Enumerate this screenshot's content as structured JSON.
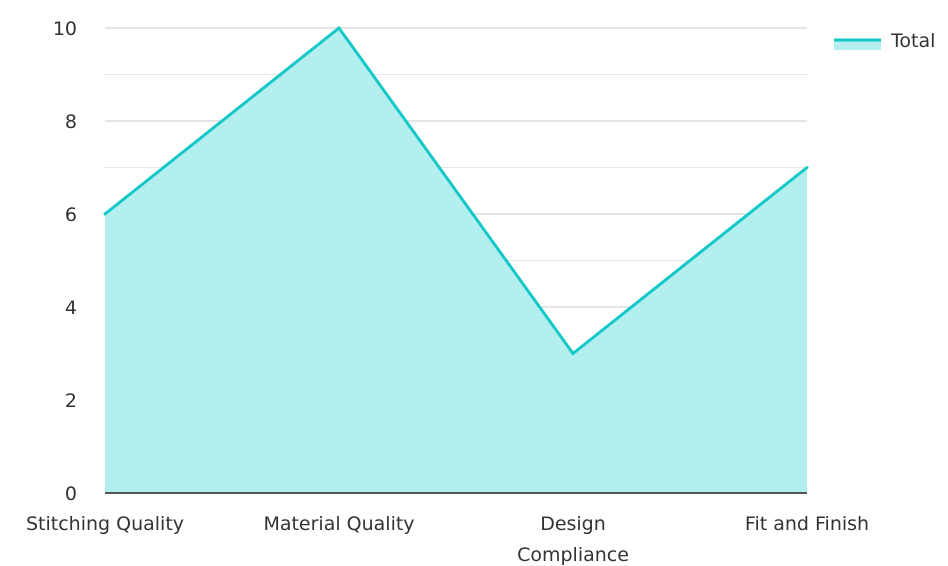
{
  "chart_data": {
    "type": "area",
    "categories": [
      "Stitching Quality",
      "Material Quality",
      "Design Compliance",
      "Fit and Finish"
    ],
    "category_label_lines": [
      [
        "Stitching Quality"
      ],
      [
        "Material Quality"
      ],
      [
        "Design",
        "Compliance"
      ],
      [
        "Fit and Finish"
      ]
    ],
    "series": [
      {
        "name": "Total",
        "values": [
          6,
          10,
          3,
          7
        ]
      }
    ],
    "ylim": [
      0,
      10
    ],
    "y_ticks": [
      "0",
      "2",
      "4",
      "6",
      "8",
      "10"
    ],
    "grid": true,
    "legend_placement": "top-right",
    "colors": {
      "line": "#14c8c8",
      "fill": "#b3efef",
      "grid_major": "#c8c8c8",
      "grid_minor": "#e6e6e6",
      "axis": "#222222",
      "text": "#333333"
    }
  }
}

◆ GOAL
Transcribe the full listing above exactly, with the images removed.

◆ WRITTEN ANSWER
Enumerate this screenshot's content as structured JSON.
{
  "chart_data": {
    "type": "area",
    "categories": [
      "Stitching Quality",
      "Material Quality",
      "Design Compliance",
      "Fit and Finish"
    ],
    "category_label_lines": [
      [
        "Stitching Quality"
      ],
      [
        "Material Quality"
      ],
      [
        "Design",
        "Compliance"
      ],
      [
        "Fit and Finish"
      ]
    ],
    "series": [
      {
        "name": "Total",
        "values": [
          6,
          10,
          3,
          7
        ]
      }
    ],
    "ylim": [
      0,
      10
    ],
    "y_ticks": [
      "0",
      "2",
      "4",
      "6",
      "8",
      "10"
    ],
    "grid": true,
    "legend_placement": "top-right",
    "colors": {
      "line": "#14c8c8",
      "fill": "#b3efef",
      "grid_major": "#c8c8c8",
      "grid_minor": "#e6e6e6",
      "axis": "#222222",
      "text": "#333333"
    }
  }
}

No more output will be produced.